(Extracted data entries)

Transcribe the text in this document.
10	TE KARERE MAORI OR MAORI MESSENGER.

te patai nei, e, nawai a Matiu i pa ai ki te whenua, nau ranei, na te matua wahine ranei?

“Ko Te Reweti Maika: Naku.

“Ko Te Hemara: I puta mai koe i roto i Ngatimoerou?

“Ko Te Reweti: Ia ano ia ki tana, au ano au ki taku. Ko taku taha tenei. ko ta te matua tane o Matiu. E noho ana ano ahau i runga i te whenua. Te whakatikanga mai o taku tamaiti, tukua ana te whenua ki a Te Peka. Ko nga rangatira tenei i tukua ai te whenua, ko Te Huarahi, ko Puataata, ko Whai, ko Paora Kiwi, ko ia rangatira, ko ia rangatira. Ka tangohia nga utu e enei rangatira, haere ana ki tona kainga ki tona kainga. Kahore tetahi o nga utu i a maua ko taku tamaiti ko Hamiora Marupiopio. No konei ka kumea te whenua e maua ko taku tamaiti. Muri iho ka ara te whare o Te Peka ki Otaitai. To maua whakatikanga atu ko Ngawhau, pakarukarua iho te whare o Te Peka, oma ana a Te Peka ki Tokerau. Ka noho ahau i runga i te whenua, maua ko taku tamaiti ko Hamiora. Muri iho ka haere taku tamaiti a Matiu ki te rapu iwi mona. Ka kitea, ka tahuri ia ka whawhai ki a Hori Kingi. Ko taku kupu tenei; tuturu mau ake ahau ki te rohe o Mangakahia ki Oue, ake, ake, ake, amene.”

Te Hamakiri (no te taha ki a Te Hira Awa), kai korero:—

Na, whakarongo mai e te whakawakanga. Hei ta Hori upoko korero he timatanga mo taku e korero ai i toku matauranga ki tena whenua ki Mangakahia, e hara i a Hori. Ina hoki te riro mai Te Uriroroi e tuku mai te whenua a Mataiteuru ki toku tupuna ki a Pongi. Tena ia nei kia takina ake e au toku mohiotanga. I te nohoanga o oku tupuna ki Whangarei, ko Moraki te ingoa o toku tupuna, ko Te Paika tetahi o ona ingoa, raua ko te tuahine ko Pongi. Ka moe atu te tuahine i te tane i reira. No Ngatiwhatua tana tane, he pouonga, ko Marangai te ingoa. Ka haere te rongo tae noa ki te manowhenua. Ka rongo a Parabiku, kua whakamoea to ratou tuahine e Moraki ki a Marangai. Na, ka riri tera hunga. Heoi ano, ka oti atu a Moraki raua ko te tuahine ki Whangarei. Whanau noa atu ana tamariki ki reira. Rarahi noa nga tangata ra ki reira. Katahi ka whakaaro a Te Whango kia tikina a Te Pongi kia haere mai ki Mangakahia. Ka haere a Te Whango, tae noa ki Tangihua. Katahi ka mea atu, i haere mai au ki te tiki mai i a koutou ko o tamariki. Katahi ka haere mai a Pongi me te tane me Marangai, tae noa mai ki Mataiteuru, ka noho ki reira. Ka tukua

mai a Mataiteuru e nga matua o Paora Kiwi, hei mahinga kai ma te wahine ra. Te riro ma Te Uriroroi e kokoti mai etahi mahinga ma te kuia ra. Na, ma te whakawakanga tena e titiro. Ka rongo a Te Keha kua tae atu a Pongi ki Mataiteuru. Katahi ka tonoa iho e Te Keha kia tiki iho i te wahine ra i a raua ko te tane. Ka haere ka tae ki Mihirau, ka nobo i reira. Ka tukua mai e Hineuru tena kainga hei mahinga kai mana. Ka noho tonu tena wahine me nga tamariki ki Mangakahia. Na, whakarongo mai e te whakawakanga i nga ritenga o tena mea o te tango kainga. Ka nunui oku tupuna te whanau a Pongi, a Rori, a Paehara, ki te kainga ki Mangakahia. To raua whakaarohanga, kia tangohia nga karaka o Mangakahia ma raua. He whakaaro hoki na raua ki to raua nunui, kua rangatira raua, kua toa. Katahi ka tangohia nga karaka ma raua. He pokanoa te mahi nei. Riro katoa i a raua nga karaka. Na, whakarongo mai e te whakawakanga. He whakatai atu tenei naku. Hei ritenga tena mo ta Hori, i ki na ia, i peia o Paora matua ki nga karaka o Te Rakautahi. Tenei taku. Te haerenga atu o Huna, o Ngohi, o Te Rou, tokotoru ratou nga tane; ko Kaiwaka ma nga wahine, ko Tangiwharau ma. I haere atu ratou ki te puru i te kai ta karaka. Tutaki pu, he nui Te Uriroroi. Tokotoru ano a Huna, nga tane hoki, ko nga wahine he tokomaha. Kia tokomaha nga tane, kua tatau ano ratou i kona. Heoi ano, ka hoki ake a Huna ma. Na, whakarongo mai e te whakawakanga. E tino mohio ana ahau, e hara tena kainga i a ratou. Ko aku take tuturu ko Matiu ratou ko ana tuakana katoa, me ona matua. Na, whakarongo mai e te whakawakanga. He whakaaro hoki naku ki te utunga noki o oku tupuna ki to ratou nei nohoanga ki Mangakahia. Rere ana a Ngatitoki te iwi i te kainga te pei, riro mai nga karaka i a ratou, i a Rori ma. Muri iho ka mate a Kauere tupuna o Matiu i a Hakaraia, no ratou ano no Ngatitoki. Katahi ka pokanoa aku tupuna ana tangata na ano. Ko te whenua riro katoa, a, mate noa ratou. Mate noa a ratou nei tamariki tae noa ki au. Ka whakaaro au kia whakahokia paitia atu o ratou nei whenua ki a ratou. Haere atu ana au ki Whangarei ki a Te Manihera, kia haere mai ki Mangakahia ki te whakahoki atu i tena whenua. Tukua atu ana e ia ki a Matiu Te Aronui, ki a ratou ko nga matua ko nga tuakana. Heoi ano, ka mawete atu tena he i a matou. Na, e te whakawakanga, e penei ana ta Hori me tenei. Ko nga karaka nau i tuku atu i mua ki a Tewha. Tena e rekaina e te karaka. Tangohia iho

--

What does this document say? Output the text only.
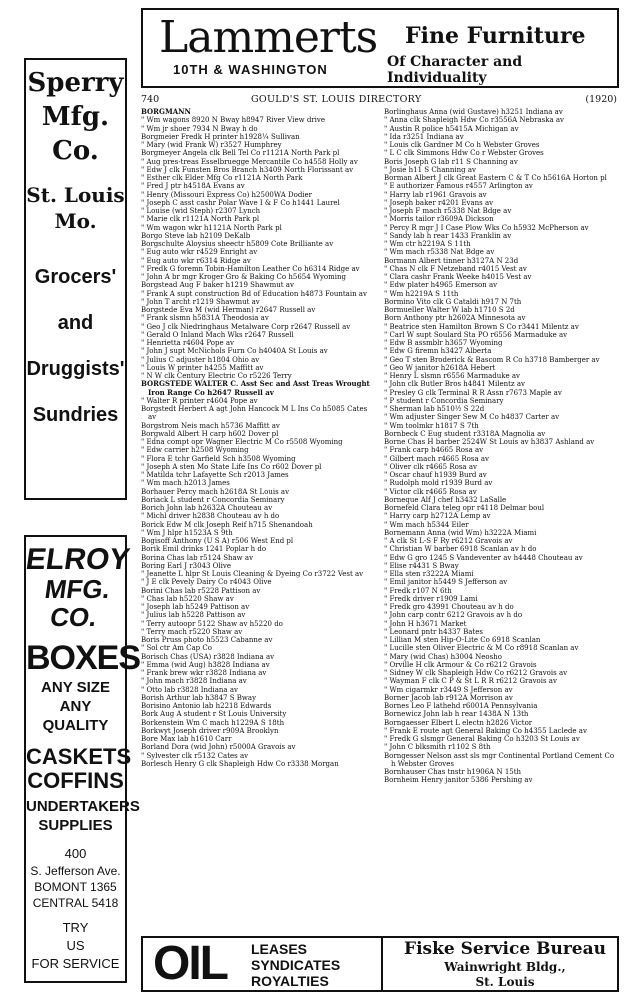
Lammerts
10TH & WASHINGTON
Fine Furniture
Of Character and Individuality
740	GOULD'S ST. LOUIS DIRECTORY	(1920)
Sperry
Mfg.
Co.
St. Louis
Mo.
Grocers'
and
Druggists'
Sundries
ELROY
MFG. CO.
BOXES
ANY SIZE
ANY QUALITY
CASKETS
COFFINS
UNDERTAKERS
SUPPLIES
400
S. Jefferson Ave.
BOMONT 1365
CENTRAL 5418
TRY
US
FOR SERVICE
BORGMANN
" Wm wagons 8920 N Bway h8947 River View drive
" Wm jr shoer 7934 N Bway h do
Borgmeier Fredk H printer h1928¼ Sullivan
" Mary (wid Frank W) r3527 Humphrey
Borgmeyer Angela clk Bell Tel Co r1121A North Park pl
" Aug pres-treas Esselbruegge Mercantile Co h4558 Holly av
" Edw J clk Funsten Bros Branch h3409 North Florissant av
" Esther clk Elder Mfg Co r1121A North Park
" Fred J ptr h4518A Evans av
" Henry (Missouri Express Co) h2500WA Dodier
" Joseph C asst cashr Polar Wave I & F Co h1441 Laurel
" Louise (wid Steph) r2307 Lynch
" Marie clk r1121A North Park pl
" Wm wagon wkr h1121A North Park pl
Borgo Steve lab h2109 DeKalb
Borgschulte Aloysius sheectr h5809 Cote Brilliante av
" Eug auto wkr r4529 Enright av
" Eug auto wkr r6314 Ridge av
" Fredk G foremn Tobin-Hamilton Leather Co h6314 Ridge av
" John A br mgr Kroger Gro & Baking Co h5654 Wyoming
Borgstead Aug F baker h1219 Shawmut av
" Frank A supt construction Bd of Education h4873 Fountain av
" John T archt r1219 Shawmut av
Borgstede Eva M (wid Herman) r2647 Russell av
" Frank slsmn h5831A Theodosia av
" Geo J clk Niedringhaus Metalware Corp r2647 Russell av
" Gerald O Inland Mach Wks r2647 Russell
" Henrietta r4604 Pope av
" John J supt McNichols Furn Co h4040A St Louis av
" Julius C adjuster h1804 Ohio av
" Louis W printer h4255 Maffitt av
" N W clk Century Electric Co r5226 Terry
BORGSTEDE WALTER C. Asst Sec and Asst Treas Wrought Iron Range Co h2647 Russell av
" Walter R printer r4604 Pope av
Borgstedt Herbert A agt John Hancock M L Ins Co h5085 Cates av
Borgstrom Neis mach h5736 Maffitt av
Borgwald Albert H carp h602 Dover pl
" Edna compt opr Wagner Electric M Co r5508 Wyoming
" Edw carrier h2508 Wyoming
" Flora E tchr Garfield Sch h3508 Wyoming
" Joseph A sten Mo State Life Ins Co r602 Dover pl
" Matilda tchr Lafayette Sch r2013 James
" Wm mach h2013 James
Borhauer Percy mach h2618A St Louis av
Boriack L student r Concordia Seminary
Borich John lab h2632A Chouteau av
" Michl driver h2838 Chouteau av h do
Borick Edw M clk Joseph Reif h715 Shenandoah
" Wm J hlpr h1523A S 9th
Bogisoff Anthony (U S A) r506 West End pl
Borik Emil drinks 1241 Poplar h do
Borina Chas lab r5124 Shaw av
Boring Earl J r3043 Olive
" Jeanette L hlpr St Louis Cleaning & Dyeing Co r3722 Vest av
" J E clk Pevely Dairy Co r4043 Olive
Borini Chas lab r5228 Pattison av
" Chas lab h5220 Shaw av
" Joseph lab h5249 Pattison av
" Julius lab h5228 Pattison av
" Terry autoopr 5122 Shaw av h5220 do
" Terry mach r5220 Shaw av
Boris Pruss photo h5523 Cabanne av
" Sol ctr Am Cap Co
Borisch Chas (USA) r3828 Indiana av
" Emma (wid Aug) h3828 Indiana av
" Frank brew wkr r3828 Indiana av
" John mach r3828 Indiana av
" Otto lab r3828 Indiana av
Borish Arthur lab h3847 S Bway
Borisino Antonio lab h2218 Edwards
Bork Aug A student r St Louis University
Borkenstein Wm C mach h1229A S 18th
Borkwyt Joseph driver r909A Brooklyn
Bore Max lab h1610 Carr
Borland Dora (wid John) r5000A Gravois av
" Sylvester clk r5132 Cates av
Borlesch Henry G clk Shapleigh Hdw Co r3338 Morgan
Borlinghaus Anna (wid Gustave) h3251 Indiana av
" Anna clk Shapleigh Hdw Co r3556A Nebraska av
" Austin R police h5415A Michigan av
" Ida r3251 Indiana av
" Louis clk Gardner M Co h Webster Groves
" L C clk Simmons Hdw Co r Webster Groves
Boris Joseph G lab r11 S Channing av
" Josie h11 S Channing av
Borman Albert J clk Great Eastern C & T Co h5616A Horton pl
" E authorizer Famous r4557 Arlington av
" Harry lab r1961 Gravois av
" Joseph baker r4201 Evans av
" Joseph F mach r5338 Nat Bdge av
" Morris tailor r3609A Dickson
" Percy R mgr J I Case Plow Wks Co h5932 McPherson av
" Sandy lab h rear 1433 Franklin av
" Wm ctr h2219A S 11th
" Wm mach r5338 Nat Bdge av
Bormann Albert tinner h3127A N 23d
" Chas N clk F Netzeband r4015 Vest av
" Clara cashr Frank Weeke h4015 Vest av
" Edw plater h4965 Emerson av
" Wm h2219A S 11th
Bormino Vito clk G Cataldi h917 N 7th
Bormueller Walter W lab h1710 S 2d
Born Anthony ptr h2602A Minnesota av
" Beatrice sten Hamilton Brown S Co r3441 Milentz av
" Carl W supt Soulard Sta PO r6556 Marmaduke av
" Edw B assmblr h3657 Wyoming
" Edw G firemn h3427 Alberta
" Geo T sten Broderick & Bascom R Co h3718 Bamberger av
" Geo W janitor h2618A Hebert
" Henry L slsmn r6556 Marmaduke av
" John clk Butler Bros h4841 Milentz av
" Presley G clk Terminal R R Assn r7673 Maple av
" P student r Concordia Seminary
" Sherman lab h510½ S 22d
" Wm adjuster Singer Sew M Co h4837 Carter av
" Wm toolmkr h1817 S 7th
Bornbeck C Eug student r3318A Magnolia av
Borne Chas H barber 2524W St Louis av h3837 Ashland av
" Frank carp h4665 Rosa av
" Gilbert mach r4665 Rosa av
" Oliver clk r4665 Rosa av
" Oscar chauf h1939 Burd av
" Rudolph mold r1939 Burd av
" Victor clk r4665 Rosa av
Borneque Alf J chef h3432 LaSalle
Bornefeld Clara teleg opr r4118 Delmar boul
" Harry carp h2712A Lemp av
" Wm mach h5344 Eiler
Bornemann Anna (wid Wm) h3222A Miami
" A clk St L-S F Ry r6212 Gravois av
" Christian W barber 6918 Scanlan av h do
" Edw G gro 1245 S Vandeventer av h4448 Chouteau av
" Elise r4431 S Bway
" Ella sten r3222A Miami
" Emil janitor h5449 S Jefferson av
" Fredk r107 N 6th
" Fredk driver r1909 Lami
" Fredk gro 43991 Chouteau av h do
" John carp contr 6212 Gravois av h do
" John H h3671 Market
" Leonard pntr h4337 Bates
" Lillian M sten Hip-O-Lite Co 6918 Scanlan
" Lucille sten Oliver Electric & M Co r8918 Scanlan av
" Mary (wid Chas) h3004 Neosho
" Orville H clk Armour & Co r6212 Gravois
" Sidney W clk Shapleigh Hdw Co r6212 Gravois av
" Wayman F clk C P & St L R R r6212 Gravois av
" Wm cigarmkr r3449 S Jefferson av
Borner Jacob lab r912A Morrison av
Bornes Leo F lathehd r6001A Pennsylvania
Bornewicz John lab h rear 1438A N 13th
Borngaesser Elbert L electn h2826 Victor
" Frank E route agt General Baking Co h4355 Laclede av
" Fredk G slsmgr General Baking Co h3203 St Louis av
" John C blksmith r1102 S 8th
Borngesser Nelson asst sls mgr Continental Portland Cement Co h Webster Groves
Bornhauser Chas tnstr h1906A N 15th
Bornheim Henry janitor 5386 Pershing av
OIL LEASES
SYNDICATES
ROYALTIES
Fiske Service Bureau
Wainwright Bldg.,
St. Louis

**SET TASK:**
Find how many lines of the material carry the string "janitor". Only the number should be in the answer.

**EXERCISE RESPONSE:**
3